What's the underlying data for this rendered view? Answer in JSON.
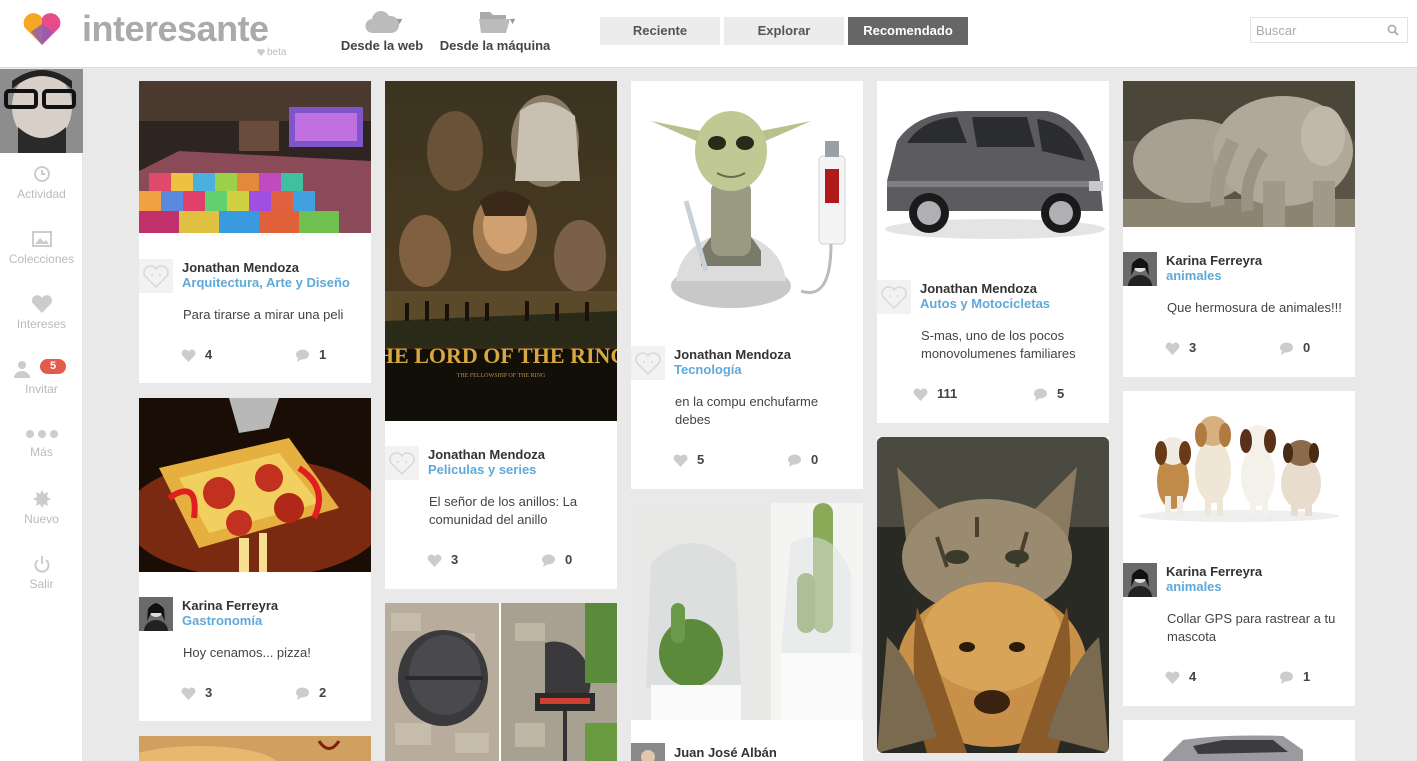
{
  "brand": {
    "name": "interesante",
    "tag": "beta"
  },
  "upload": {
    "web": "Desde la web",
    "machine": "Desde la máquina"
  },
  "tabs": [
    "Reciente",
    "Explorar",
    "Recomendado"
  ],
  "active_tab": "Recomendado",
  "search": {
    "placeholder": "Buscar",
    "value": ""
  },
  "sidebar": {
    "items": [
      {
        "label": "Actividad",
        "icon": "clock-icon"
      },
      {
        "label": "Colecciones",
        "icon": "image-icon"
      },
      {
        "label": "Intereses",
        "icon": "heart-icon"
      },
      {
        "label": "Invitar",
        "icon": "person-icon",
        "badge": "5"
      },
      {
        "label": "Más",
        "icon": "dots-icon"
      },
      {
        "label": "Nuevo",
        "icon": "badge-icon"
      },
      {
        "label": "Salir",
        "icon": "power-icon"
      }
    ]
  },
  "colors": {
    "accent": "#5fa9d9",
    "badge": "#e35b4a",
    "active_tab": "#666666",
    "background": "#e9e9e9"
  },
  "cards": [
    {
      "author": "Jonathan Mendoza",
      "category": "Arquitectura, Arte y Diseño",
      "desc": "Para tirarse a mirar una peli",
      "likes": "4",
      "comments": "1"
    },
    {
      "author": "Karina Ferreyra",
      "category": "Gastronomía",
      "desc": "Hoy cenamos... pizza!",
      "likes": "3",
      "comments": "2"
    },
    {
      "author": "Jonathan Mendoza",
      "category": "Peliculas y series",
      "desc": "El señor de los anillos: La comunidad del anillo",
      "likes": "3",
      "comments": "0",
      "poster_title": "THE LORD OF THE RINGS",
      "poster_sub": "THE FELLOWSHIP OF THE RING"
    },
    {
      "author": "Jonathan Mendoza",
      "category": "Tecnología",
      "desc": "en la compu enchufarme debes",
      "likes": "5",
      "comments": "0"
    },
    {
      "author": "Juan José Albán"
    },
    {
      "author": "Jonathan Mendoza",
      "category": "Autos y Motocicletas",
      "desc": "S-mas, uno de los pocos monovolumenes familiares",
      "likes": "111",
      "comments": "5"
    },
    {
      "author": "Karina Ferreyra",
      "category": "animales",
      "desc": "Que hermosura de animales!!!",
      "likes": "3",
      "comments": "0"
    },
    {
      "author": "Karina Ferreyra",
      "category": "animales",
      "desc": "Collar GPS para rastrear a tu mascota",
      "likes": "4",
      "comments": "1"
    }
  ]
}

[Stated task] In your copy, repeat each record exactly and include no pictures.

[Result below]
What's the underlying data for this rendered view? Answer in JSON.
{
  "brand": {
    "name": "interesante",
    "tag": "beta"
  },
  "upload": {
    "web": "Desde la web",
    "machine": "Desde la máquina"
  },
  "tabs": [
    "Reciente",
    "Explorar",
    "Recomendado"
  ],
  "active_tab": "Recomendado",
  "search": {
    "placeholder": "Buscar",
    "value": ""
  },
  "sidebar": {
    "items": [
      {
        "label": "Actividad",
        "icon": "clock-icon"
      },
      {
        "label": "Colecciones",
        "icon": "image-icon"
      },
      {
        "label": "Intereses",
        "icon": "heart-icon"
      },
      {
        "label": "Invitar",
        "icon": "person-icon",
        "badge": "5"
      },
      {
        "label": "Más",
        "icon": "dots-icon"
      },
      {
        "label": "Nuevo",
        "icon": "badge-icon"
      },
      {
        "label": "Salir",
        "icon": "power-icon"
      }
    ]
  },
  "colors": {
    "accent": "#5fa9d9",
    "badge": "#e35b4a",
    "active_tab": "#666666",
    "background": "#e9e9e9"
  },
  "cards": [
    {
      "author": "Jonathan Mendoza",
      "category": "Arquitectura, Arte y Diseño",
      "desc": "Para tirarse a mirar una peli",
      "likes": "4",
      "comments": "1"
    },
    {
      "author": "Karina Ferreyra",
      "category": "Gastronomía",
      "desc": "Hoy cenamos... pizza!",
      "likes": "3",
      "comments": "2"
    },
    {
      "author": "Jonathan Mendoza",
      "category": "Peliculas y series",
      "desc": "El señor de los anillos: La comunidad del anillo",
      "likes": "3",
      "comments": "0",
      "poster_title": "THE LORD OF THE RINGS",
      "poster_sub": "THE FELLOWSHIP OF THE RING"
    },
    {
      "author": "Jonathan Mendoza",
      "category": "Tecnología",
      "desc": "en la compu enchufarme debes",
      "likes": "5",
      "comments": "0"
    },
    {
      "author": "Juan José Albán"
    },
    {
      "author": "Jonathan Mendoza",
      "category": "Autos y Motocicletas",
      "desc": "S-mas, uno de los pocos monovolumenes familiares",
      "likes": "111",
      "comments": "5"
    },
    {
      "author": "Karina Ferreyra",
      "category": "animales",
      "desc": "Que hermosura de animales!!!",
      "likes": "3",
      "comments": "0"
    },
    {
      "author": "Karina Ferreyra",
      "category": "animales",
      "desc": "Collar GPS para rastrear a tu mascota",
      "likes": "4",
      "comments": "1"
    }
  ]
}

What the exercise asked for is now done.